## DATA IN THIS EXERCISE

####################

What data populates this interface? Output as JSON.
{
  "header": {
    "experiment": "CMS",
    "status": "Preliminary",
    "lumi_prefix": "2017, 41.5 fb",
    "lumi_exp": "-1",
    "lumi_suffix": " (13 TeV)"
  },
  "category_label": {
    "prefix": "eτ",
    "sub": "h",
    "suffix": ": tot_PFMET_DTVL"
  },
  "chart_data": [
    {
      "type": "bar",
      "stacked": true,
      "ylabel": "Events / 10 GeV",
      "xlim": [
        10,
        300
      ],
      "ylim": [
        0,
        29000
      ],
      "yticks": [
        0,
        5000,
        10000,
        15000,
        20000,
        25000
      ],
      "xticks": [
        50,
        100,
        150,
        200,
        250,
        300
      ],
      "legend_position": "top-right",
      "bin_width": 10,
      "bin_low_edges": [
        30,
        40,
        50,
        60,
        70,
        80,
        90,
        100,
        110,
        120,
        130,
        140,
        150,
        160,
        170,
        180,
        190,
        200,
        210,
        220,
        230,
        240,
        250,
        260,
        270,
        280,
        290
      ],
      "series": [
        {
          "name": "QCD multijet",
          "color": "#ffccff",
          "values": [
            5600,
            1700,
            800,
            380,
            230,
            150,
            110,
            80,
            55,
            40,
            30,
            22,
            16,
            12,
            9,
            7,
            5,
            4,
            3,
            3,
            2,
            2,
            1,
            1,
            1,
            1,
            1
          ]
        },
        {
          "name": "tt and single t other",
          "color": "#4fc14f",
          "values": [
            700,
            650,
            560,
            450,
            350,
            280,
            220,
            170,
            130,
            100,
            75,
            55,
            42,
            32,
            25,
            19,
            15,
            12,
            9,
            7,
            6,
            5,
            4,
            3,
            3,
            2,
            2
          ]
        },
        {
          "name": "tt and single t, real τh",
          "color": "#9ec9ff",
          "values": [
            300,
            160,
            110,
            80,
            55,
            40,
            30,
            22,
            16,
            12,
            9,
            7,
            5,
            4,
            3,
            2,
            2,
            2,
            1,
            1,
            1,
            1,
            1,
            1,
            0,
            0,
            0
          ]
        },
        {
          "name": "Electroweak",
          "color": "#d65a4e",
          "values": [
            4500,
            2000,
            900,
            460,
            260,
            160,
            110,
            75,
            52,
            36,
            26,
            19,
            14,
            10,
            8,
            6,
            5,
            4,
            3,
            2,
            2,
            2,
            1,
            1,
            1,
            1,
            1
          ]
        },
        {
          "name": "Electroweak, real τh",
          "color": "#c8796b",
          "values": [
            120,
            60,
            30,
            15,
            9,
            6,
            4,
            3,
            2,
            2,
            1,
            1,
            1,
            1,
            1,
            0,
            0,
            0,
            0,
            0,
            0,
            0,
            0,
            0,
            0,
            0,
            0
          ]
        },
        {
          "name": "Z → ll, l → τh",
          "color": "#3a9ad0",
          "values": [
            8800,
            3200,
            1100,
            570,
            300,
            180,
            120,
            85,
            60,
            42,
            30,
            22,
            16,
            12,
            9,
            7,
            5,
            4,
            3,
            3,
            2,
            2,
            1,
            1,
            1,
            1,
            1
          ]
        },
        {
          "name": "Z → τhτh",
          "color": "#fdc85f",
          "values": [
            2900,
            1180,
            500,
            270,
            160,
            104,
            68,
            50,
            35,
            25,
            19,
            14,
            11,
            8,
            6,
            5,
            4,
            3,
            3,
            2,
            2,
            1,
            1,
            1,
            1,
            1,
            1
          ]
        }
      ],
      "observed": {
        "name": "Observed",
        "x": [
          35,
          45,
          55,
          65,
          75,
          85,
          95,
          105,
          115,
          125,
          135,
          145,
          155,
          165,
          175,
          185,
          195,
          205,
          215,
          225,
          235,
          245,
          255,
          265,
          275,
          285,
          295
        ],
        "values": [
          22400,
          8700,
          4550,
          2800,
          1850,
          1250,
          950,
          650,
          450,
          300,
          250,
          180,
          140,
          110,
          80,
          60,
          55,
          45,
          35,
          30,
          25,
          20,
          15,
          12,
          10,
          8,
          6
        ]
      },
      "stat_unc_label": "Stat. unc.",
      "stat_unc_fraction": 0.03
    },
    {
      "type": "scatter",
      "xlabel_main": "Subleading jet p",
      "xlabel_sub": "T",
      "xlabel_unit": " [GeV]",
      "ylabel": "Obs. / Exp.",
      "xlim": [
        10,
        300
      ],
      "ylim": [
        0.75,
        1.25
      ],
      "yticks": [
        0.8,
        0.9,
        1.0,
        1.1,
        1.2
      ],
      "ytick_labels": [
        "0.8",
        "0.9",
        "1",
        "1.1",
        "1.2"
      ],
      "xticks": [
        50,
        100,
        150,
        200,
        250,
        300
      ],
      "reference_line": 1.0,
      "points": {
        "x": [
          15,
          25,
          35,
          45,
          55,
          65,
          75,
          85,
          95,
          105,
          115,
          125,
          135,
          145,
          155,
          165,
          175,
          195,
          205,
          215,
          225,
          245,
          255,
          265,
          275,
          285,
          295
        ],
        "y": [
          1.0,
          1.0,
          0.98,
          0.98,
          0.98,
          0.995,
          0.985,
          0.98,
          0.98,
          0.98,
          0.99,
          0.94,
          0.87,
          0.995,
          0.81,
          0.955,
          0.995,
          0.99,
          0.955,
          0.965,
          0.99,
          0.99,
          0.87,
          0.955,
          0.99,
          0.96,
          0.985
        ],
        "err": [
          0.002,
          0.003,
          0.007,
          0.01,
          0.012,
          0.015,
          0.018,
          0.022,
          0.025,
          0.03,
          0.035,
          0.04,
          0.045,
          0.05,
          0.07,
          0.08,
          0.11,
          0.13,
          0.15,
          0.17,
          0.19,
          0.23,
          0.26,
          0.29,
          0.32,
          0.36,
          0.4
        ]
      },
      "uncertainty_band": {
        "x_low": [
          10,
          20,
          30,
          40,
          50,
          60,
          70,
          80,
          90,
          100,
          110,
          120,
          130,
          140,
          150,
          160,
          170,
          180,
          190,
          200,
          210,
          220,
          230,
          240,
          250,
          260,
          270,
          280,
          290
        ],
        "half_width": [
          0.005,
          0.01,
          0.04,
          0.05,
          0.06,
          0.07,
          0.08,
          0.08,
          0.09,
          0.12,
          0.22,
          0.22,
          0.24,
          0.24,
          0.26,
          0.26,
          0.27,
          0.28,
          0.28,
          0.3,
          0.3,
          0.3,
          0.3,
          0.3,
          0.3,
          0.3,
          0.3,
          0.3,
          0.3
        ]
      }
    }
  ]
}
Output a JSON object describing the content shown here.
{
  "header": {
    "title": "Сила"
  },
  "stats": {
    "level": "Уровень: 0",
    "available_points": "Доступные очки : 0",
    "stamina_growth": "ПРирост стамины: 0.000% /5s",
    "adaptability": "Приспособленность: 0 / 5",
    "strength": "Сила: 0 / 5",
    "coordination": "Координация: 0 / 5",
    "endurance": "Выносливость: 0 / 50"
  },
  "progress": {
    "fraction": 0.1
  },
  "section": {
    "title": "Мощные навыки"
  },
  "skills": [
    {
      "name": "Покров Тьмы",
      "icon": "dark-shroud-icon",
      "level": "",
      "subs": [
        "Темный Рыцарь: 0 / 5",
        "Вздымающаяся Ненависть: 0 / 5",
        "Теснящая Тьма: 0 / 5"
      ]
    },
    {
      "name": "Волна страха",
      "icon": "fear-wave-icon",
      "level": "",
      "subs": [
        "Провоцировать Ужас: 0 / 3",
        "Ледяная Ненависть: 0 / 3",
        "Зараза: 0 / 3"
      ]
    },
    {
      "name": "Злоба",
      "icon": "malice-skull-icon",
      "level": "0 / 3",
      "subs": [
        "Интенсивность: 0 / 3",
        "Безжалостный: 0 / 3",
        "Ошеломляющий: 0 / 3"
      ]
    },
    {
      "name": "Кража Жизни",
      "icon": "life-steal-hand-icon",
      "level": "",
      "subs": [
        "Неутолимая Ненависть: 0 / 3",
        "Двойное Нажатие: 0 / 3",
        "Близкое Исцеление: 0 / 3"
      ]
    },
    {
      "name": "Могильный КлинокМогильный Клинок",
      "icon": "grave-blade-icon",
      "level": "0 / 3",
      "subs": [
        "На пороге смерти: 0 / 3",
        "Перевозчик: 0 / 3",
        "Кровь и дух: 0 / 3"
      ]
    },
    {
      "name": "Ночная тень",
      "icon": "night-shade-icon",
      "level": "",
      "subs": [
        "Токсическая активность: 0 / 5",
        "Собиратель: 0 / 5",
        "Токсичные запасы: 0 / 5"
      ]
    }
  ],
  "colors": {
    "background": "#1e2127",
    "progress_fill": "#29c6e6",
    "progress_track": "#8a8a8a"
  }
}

####################

## GIVEN INSTRUCTION
All lines from the one containing "Output a JSON" through the final line of the listing above are to be reproduced exactly; include both and add nothing.

## OUTPUT OF THE EXERCISE
Output a JSON object describing the content shown here.
{
  "header": {
    "title": "Сила"
  },
  "stats": {
    "level": "Уровень: 0",
    "available_points": "Доступные очки : 0",
    "stamina_growth": "ПРирост стамины: 0.000% /5s",
    "adaptability": "Приспособленность: 0 / 5",
    "strength": "Сила: 0 / 5",
    "coordination": "Координация: 0 / 5",
    "endurance": "Выносливость: 0 / 50"
  },
  "progress": {
    "fraction": 0.1
  },
  "section": {
    "title": "Мощные навыки"
  },
  "skills": [
    {
      "name": "Покров Тьмы",
      "icon": "dark-shroud-icon",
      "level": "",
      "subs": [
        "Темный Рыцарь: 0 / 5",
        "Вздымающаяся Ненависть: 0 / 5",
        "Теснящая Тьма: 0 / 5"
      ]
    },
    {
      "name": "Волна страха",
      "icon": "fear-wave-icon",
      "level": "",
      "subs": [
        "Провоцировать Ужас: 0 / 3",
        "Ледяная Ненависть: 0 / 3",
        "Зараза: 0 / 3"
      ]
    },
    {
      "name": "Злоба",
      "icon": "malice-skull-icon",
      "level": "0 / 3",
      "subs": [
        "Интенсивность: 0 / 3",
        "Безжалостный: 0 / 3",
        "Ошеломляющий: 0 / 3"
      ]
    },
    {
      "name": "Кража Жизни",
      "icon": "life-steal-hand-icon",
      "level": "",
      "subs": [
        "Неутолимая Ненависть: 0 / 3",
        "Двойное Нажатие: 0 / 3",
        "Близкое Исцеление: 0 / 3"
      ]
    },
    {
      "name": "Могильный КлинокМогильный Клинок",
      "icon": "grave-blade-icon",
      "level": "0 / 3",
      "subs": [
        "На пороге смерти: 0 / 3",
        "Перевозчик: 0 / 3",
        "Кровь и дух: 0 / 3"
      ]
    },
    {
      "name": "Ночная тень",
      "icon": "night-shade-icon",
      "level": "",
      "subs": [
        "Токсическая активность: 0 / 5",
        "Собиратель: 0 / 5",
        "Токсичные запасы: 0 / 5"
      ]
    }
  ],
  "colors": {
    "background": "#1e2127",
    "progress_fill": "#29c6e6",
    "progress_track": "#8a8a8a"
  }
}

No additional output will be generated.